**Exercise:** List every key in the JSON dialogue entry shown in the forum thread about calling a C# method from a string.

**Passage:**
§
Calling a method from a string representation in c#

Godot Version

4.3 C#

Question

So my dialogue system in godot is using a json structure like this

{
        "id": 4,
        "text": "Quiet! You mustn't be so careless when speaking of such a one. ",
        "next": 5,
        "speed": [2,1],
        "fontSize": 1,
        "emotion": 0
    },

and I want to be able to include a string in the json like "function": deleteItemFromInventory("Book") or something like that, so that when i return the json to the script, it takes the string and would do something like

var callable = Callable(self, "deleteItemFromInventory")
callable.Call("Book")

I know that the C# implementation of callable doesnt allow for custom methods really, and the use of lambdas is required instead, but i dont know how i would make a lambda with just the function name as a string in that case. Is there something I could do instead ?

You can use Call() from GodotObject to execute any function. Using HasMethod(), you can also check if the method exists prior to calling it (this includes custom functions). Here is an example:

Node n;

if (n.HasMethod("DeleteItemFromInventory"))
	n.Call("DeleteItemFromInventory", "Book");

I’m not sure what the best approach to calling methods with differing parameter lengths is. Perhaps you should wrap all arguments into a Dictionary and define all related functions with only one Dictionary parameter – I don’t know. Maybe a simple set of if-statements for each accepted length of arguments would work?

if (args.Count == 1)
	n.Call(func, args[0]);
if (args.Count == 2)
	n.Call(func, args[0], args[1]);
if (args.Count == 3)
	n.Call(func, args[0], args[1], args[2]);
// ...and so on.

Perhaps you can take inspiration from the way command line arguments are written, interpreted, and utilized?


I hope that helps. Let me know if you have more questions.

1 Like

Wow thank you so much that was exactly what I was looking for. I was planning on using Godot expression but that seemed really messy so I’m glad there was another option ! Thanks a lot!

Each C# class in godot also has a MethodName class that features each method name as a StringName to avoid using a) “constants” and b) the overhead of marshaling strings. For example, the string “DeleteItemFromInventory” becomes MethodName.DeleteItemFromInventory.
§
**Data extract:**
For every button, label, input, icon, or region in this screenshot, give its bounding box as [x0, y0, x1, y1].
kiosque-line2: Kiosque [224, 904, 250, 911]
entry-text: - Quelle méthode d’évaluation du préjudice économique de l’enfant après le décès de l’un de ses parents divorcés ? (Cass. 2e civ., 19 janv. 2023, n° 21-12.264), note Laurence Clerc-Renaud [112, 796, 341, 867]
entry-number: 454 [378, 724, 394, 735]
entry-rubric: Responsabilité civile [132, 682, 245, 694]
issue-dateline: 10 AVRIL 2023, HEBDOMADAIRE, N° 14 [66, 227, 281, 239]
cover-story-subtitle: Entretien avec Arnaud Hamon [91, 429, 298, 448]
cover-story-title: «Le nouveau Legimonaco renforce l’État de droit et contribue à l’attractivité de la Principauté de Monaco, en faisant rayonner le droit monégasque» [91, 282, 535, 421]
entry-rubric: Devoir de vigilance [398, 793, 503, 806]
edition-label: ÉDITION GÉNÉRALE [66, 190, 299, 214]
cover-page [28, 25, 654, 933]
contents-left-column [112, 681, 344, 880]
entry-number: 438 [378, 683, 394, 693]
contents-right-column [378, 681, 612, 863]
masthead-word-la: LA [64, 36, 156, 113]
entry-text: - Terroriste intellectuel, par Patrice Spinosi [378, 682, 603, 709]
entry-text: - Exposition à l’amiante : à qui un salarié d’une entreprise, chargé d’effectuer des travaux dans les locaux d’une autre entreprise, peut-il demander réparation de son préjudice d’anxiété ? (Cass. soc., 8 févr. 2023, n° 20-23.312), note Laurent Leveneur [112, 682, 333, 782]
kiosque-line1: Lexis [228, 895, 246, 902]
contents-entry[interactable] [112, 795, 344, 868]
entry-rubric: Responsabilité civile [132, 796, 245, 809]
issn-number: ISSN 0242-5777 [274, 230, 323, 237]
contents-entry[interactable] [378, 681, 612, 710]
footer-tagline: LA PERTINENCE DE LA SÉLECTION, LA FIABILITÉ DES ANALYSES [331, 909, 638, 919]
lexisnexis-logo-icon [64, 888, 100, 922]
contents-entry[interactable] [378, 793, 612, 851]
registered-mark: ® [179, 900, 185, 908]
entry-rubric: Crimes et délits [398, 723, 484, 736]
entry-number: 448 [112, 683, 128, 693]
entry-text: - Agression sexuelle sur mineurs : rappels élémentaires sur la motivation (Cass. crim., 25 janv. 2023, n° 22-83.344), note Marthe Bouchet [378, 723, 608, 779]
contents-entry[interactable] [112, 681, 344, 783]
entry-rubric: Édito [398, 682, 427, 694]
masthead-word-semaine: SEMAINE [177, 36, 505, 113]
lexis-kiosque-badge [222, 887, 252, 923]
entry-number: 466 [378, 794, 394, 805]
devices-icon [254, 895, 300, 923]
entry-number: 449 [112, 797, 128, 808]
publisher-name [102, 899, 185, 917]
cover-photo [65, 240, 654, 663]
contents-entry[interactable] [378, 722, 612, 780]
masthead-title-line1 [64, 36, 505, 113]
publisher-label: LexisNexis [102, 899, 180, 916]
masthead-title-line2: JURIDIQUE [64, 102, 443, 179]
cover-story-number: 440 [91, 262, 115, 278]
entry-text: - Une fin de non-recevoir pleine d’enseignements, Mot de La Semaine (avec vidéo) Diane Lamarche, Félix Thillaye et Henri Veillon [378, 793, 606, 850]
§
**The completed task:** id, text, next, speed, fontSize, emotion